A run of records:
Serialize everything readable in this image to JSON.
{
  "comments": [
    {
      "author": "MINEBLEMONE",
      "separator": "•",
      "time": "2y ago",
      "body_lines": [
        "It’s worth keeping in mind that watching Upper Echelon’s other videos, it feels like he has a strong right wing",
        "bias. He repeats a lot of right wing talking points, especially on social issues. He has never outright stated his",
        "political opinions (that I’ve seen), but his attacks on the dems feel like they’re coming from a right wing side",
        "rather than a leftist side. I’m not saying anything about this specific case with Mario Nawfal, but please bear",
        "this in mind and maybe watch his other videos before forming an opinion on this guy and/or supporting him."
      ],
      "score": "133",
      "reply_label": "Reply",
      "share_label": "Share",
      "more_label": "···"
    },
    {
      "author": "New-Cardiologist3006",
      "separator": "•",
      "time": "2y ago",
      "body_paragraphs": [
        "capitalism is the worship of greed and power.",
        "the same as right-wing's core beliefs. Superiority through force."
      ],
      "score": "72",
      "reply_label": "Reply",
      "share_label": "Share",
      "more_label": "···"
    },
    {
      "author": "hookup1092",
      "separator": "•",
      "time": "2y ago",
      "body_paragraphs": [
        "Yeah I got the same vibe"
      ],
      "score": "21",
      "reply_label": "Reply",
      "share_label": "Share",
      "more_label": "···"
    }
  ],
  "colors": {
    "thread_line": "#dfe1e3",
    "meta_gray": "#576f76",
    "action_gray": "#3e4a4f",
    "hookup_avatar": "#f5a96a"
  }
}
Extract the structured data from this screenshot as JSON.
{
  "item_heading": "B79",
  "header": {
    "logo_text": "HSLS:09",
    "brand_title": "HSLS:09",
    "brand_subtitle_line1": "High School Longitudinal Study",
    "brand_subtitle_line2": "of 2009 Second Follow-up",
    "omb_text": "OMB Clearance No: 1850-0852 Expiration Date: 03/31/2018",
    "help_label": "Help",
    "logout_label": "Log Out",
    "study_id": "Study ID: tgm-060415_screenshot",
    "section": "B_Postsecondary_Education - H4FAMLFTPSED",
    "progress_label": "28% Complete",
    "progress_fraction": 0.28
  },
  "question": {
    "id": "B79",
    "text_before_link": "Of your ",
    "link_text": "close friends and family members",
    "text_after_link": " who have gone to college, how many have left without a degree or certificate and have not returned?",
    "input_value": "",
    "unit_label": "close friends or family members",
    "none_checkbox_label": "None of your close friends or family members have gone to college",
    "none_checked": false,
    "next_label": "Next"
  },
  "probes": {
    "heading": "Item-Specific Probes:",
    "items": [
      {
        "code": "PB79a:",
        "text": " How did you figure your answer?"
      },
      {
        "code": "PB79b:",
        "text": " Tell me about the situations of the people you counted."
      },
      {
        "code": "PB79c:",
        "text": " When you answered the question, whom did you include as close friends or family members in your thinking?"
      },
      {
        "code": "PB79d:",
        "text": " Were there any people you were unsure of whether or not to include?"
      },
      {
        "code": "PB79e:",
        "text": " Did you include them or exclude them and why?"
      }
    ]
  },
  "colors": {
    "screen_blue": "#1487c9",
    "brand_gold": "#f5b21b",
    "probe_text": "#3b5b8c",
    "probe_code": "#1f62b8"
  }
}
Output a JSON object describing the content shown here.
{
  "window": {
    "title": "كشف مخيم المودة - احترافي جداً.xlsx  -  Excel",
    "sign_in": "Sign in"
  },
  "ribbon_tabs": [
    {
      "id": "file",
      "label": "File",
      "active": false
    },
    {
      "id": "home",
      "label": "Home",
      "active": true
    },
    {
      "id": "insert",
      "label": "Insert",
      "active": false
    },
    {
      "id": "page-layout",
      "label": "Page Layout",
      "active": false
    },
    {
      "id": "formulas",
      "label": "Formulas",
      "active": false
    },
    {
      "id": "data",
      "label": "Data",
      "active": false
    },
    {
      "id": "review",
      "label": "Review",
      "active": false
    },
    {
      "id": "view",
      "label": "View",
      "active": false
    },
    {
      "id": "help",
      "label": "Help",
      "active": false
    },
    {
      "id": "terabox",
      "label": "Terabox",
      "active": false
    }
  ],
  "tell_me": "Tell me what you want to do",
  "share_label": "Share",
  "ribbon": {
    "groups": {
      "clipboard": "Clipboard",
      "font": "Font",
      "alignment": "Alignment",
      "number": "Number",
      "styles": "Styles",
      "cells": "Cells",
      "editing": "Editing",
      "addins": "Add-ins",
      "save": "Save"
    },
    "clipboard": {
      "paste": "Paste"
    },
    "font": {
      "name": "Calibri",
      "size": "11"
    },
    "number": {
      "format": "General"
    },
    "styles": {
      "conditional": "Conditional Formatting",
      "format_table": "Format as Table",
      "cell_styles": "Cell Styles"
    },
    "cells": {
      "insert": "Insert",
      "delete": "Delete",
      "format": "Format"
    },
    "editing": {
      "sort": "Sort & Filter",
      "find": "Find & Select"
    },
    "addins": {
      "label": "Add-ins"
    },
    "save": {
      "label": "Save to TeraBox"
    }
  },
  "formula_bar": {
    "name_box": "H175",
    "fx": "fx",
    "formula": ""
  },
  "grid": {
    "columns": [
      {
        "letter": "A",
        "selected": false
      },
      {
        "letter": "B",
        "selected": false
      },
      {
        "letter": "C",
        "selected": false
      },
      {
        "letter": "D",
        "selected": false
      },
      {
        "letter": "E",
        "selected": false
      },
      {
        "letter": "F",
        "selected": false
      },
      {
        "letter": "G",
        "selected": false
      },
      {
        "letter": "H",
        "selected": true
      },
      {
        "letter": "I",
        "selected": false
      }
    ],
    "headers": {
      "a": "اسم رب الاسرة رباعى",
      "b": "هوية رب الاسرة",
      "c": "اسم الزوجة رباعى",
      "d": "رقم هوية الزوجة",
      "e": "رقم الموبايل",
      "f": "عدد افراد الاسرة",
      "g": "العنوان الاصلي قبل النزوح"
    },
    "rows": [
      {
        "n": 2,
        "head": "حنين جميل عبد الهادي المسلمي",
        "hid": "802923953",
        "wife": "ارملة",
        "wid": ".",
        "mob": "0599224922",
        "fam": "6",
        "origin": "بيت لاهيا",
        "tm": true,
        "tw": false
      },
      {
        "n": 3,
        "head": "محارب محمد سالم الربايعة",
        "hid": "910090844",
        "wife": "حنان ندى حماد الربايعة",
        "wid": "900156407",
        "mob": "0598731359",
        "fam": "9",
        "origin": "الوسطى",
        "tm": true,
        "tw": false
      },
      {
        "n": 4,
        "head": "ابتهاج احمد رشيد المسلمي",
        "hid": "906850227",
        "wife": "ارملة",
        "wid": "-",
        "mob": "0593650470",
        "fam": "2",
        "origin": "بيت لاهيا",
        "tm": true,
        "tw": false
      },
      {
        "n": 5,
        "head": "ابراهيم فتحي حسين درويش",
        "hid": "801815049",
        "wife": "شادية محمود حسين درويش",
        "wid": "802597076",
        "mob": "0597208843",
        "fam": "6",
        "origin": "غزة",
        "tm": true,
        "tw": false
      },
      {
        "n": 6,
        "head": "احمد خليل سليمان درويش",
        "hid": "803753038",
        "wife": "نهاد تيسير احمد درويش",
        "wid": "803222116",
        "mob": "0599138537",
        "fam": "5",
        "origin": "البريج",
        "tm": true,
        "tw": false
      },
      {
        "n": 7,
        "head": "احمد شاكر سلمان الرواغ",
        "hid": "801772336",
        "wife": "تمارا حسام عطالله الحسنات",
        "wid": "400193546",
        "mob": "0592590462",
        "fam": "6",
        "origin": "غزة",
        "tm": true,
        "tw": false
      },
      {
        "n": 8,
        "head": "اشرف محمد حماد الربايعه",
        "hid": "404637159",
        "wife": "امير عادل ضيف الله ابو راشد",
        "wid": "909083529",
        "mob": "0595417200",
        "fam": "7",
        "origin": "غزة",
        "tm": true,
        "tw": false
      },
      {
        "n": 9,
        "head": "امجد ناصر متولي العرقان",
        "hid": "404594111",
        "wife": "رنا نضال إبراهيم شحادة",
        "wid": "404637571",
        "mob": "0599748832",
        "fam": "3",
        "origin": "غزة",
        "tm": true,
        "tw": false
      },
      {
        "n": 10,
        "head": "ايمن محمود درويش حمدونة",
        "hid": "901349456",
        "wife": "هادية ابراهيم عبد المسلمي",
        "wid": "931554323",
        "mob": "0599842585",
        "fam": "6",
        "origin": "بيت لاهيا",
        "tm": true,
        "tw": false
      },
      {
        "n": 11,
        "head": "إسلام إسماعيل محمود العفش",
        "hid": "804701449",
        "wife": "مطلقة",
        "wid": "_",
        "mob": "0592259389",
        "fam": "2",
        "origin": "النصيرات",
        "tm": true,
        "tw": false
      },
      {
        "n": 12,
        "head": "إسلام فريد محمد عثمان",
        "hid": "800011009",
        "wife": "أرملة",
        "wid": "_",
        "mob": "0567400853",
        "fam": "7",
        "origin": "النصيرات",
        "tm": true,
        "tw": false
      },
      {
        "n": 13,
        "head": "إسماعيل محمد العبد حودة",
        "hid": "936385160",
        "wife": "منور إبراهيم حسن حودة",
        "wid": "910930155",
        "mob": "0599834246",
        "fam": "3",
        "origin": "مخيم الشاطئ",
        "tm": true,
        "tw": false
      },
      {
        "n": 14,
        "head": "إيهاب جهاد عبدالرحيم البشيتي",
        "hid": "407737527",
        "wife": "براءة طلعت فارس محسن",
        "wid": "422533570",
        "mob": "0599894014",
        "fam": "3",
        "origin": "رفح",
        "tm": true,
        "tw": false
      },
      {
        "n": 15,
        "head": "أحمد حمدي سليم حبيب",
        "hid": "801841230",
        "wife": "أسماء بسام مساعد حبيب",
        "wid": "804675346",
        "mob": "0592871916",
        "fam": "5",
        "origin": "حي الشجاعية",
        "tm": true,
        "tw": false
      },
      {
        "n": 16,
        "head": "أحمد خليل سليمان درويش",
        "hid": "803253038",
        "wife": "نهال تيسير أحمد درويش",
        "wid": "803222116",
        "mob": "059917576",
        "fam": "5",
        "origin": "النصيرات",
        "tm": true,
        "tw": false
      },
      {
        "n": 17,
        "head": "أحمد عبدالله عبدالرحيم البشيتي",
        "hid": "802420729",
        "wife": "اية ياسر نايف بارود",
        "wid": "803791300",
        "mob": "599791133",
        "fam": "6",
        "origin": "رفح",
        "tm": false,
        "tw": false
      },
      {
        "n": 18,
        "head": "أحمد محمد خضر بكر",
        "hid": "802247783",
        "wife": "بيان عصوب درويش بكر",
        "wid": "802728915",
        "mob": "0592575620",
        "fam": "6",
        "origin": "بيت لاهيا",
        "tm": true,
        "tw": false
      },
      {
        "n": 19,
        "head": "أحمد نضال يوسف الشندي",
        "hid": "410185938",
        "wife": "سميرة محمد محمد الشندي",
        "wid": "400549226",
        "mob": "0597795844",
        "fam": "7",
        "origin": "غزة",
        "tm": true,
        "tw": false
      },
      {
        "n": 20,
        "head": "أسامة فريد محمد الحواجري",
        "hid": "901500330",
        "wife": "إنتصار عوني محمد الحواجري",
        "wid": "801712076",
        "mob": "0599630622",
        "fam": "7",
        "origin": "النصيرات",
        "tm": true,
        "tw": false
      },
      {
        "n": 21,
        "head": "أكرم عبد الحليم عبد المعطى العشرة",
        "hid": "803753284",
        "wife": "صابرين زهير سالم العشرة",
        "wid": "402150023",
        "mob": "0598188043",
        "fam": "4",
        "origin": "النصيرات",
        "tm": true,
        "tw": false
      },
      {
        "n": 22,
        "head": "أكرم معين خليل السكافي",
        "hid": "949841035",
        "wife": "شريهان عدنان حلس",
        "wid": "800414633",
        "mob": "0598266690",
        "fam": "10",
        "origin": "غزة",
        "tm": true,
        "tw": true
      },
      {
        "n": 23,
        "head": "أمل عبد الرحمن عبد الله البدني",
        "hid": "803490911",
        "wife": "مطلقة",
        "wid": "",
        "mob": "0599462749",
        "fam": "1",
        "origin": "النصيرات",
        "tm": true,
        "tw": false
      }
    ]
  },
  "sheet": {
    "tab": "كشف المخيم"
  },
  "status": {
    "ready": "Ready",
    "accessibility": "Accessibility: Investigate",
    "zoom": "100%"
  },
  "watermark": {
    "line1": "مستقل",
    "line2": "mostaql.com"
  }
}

● What this task involves: Report how many lines of the listing hold the word "Tell", with nothing but the number.

● Finished answer: 2